## Exercise aim
Rewrite the lines from the start of the records through the line containing "close-icon[interactable]: ✕ xyxy=(1346,84,1369,112)", replacing "Rule #2" with "Rule #3" and leaving everything else unchanged.

## Data lines
— Begin —

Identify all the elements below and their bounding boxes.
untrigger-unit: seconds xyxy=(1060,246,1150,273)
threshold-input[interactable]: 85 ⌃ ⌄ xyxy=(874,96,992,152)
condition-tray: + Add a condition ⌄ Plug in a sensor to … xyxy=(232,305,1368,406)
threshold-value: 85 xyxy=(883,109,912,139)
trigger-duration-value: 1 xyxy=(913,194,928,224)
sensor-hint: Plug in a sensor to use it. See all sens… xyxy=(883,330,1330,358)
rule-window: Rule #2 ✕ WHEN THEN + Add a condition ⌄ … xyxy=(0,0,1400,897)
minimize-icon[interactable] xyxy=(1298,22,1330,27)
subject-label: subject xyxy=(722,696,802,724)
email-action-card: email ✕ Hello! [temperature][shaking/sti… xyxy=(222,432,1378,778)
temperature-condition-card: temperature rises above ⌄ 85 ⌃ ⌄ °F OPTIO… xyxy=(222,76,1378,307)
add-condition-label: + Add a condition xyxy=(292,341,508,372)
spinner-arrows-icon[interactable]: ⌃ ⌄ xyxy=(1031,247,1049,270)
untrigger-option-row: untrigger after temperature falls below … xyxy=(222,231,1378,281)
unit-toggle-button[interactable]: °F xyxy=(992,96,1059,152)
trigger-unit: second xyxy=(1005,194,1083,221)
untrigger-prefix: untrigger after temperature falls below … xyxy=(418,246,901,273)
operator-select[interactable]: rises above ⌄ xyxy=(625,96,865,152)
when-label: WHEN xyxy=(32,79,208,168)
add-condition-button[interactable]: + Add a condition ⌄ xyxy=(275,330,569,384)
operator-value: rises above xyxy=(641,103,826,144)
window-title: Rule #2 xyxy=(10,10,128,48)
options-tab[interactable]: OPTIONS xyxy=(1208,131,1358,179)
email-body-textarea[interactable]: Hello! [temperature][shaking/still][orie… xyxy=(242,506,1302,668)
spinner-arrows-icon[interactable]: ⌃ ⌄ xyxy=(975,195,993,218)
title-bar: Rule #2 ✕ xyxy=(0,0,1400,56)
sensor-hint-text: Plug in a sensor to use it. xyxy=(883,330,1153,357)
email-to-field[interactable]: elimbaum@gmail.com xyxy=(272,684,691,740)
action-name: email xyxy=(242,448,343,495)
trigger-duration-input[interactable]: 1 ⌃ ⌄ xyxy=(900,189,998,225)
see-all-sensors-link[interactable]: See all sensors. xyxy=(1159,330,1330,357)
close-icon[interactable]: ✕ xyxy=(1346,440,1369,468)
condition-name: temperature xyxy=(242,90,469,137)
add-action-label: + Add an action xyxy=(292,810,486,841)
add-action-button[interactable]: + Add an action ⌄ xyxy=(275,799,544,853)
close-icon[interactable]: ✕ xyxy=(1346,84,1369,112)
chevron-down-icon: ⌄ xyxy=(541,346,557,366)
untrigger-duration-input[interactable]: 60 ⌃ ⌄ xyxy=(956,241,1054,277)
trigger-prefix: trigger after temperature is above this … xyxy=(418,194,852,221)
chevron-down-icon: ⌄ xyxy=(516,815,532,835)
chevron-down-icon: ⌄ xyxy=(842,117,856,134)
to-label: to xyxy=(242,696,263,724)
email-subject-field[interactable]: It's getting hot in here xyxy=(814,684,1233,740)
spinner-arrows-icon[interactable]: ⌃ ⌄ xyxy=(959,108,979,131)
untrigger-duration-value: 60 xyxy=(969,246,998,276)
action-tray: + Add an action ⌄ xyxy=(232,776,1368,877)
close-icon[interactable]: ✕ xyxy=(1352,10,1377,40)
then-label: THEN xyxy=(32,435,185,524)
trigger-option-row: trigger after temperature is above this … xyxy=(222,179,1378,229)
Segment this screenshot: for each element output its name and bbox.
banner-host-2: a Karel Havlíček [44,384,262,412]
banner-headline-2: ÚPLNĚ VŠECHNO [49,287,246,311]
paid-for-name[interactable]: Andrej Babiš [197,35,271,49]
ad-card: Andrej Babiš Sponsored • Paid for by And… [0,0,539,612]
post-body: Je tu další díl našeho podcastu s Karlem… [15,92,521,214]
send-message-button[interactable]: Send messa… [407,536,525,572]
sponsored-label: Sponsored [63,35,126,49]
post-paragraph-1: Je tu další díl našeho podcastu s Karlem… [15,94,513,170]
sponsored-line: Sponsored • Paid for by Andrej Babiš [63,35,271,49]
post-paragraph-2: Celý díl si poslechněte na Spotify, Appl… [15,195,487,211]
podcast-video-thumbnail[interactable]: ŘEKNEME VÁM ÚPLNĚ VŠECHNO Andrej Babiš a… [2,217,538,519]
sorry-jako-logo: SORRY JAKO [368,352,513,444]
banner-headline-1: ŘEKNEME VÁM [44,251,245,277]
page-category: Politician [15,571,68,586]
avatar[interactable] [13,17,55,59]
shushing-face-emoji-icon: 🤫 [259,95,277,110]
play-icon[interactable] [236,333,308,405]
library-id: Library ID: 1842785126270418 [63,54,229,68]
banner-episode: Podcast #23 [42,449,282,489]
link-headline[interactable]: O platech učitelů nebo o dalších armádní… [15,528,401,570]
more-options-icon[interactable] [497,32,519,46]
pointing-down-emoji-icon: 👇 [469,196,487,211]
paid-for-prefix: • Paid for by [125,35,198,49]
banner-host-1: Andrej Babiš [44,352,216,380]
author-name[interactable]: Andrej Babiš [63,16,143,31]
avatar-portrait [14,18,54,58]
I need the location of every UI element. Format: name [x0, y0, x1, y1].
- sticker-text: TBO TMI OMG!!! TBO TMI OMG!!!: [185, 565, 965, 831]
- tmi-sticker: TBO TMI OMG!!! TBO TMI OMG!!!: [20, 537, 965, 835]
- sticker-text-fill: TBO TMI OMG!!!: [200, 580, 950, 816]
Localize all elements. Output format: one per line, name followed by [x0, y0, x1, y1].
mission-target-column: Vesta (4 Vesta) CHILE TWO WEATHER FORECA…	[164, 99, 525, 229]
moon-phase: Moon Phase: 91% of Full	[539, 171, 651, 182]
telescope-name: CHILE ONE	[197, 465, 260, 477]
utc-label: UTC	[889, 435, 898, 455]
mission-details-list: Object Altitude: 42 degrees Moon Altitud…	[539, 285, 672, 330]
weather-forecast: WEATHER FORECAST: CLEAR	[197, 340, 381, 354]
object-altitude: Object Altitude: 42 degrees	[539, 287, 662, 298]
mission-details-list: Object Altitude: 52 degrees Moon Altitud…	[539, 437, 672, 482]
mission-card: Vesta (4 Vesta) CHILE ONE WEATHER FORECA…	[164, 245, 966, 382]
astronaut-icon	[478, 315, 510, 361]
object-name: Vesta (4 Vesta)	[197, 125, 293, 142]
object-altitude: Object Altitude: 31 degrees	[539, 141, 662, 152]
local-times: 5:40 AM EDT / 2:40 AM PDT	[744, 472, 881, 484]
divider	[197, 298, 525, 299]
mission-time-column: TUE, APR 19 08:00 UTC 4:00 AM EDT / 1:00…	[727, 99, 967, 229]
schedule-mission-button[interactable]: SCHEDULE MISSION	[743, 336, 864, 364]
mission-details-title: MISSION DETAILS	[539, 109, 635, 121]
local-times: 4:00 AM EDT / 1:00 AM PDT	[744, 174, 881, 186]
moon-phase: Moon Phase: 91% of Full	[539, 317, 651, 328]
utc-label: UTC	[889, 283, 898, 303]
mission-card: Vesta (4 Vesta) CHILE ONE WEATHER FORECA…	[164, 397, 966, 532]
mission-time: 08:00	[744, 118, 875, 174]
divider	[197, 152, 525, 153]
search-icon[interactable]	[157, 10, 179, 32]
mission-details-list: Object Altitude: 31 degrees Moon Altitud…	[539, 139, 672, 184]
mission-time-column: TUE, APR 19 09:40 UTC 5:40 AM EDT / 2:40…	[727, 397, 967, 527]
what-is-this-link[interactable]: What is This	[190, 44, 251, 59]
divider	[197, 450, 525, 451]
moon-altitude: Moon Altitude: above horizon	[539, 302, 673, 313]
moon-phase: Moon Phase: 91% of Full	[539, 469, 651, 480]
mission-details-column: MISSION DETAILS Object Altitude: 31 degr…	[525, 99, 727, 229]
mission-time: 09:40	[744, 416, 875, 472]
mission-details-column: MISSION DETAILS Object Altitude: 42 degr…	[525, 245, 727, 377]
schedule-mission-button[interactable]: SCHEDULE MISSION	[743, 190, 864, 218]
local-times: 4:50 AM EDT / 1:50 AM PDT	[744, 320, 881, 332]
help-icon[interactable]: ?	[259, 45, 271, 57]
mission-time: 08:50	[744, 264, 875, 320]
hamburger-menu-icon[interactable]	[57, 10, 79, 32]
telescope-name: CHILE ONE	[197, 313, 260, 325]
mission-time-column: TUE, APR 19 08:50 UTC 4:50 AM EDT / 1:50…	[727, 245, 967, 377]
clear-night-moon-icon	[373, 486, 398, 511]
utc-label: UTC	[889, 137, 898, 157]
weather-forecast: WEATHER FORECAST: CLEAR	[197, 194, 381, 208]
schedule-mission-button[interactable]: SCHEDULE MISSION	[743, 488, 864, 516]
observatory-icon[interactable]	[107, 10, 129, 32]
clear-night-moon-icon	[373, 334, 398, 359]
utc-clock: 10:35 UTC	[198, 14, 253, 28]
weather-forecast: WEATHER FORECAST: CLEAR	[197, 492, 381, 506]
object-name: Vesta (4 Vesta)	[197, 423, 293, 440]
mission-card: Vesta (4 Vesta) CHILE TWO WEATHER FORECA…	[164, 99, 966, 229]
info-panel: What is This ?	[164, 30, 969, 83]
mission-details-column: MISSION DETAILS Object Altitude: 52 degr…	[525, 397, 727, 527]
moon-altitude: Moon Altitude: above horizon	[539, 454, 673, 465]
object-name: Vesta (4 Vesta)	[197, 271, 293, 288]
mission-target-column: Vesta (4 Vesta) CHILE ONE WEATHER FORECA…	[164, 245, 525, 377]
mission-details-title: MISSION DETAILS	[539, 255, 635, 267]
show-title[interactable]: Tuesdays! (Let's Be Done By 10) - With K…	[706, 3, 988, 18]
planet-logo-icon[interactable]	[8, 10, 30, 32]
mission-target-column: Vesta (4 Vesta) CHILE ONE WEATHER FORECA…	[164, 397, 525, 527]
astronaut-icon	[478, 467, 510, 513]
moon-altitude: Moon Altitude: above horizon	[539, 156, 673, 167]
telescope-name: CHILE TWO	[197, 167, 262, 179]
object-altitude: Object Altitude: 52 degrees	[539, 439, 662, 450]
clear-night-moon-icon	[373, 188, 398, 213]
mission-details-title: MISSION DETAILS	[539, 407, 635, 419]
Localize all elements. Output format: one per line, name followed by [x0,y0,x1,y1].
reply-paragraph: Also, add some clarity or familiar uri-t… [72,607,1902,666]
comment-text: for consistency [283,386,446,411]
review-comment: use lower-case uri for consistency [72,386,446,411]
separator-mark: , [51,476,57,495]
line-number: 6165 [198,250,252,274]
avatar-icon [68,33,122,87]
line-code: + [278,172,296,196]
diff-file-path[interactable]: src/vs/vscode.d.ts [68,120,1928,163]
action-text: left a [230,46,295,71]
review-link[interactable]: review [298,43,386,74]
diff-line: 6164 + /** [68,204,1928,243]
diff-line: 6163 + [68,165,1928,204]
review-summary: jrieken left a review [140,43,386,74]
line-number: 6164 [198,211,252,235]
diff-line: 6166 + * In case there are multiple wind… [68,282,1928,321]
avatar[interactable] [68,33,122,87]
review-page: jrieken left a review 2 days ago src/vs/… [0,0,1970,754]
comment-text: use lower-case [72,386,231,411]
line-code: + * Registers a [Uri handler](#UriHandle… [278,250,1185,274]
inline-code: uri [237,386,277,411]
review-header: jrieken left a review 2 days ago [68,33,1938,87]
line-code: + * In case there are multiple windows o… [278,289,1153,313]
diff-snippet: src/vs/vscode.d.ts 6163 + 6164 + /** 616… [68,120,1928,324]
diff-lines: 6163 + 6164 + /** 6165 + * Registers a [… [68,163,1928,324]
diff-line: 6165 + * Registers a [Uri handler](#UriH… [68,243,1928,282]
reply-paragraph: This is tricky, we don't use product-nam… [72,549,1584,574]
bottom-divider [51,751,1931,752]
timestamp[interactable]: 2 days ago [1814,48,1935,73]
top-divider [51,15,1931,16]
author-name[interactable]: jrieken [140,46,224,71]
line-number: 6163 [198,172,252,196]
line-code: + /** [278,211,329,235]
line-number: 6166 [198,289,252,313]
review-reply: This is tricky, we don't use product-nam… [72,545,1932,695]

— End —

## Result
Identify all the elements below and their bounding boxes.
untrigger-unit: seconds xyxy=(1060,246,1150,273)
threshold-input[interactable]: 85 ⌃ ⌄ xyxy=(874,96,992,152)
condition-tray: + Add a condition ⌄ Plug in a sensor to … xyxy=(232,305,1368,406)
threshold-value: 85 xyxy=(883,109,912,139)
trigger-duration-value: 1 xyxy=(913,194,928,224)
sensor-hint: Plug in a sensor to use it. See all sens… xyxy=(883,330,1330,358)
rule-window: Rule #3 ✕ WHEN THEN + Add a condition ⌄ … xyxy=(0,0,1400,897)
minimize-icon[interactable] xyxy=(1298,22,1330,27)
subject-label: subject xyxy=(722,696,802,724)
email-action-card: email ✕ Hello! [temperature][shaking/sti… xyxy=(222,432,1378,778)
temperature-condition-card: temperature rises above ⌄ 85 ⌃ ⌄ °F OPTIO… xyxy=(222,76,1378,307)
add-condition-label: + Add a condition xyxy=(292,341,508,372)
spinner-arrows-icon[interactable]: ⌃ ⌄ xyxy=(1031,247,1049,270)
untrigger-option-row: untrigger after temperature falls below … xyxy=(222,231,1378,281)
unit-toggle-button[interactable]: °F xyxy=(992,96,1059,152)
trigger-unit: second xyxy=(1005,194,1083,221)
untrigger-prefix: untrigger after temperature falls below … xyxy=(418,246,901,273)
operator-select[interactable]: rises above ⌄ xyxy=(625,96,865,152)
when-label: WHEN xyxy=(32,79,208,168)
add-condition-button[interactable]: + Add a condition ⌄ xyxy=(275,330,569,384)
operator-value: rises above xyxy=(641,103,826,144)
window-title: Rule #3 xyxy=(10,10,128,48)
options-tab[interactable]: OPTIONS xyxy=(1208,131,1358,179)
email-body-textarea[interactable]: Hello! [temperature][shaking/still][orie… xyxy=(242,506,1302,668)
spinner-arrows-icon[interactable]: ⌃ ⌄ xyxy=(975,195,993,218)
title-bar: Rule #3 ✕ xyxy=(0,0,1400,56)
sensor-hint-text: Plug in a sensor to use it. xyxy=(883,330,1153,357)
email-to-field[interactable]: elimbaum@gmail.com xyxy=(272,684,691,740)
action-name: email xyxy=(242,448,343,495)
trigger-duration-input[interactable]: 1 ⌃ ⌄ xyxy=(900,189,998,225)
see-all-sensors-link[interactable]: See all sensors. xyxy=(1159,330,1330,357)
close-icon[interactable]: ✕ xyxy=(1346,440,1369,468)
condition-name: temperature xyxy=(242,90,469,137)
add-action-label: + Add an action xyxy=(292,810,486,841)
add-action-button[interactable]: + Add an action ⌄ xyxy=(275,799,544,853)
close-icon[interactable]: ✕ xyxy=(1346,84,1369,112)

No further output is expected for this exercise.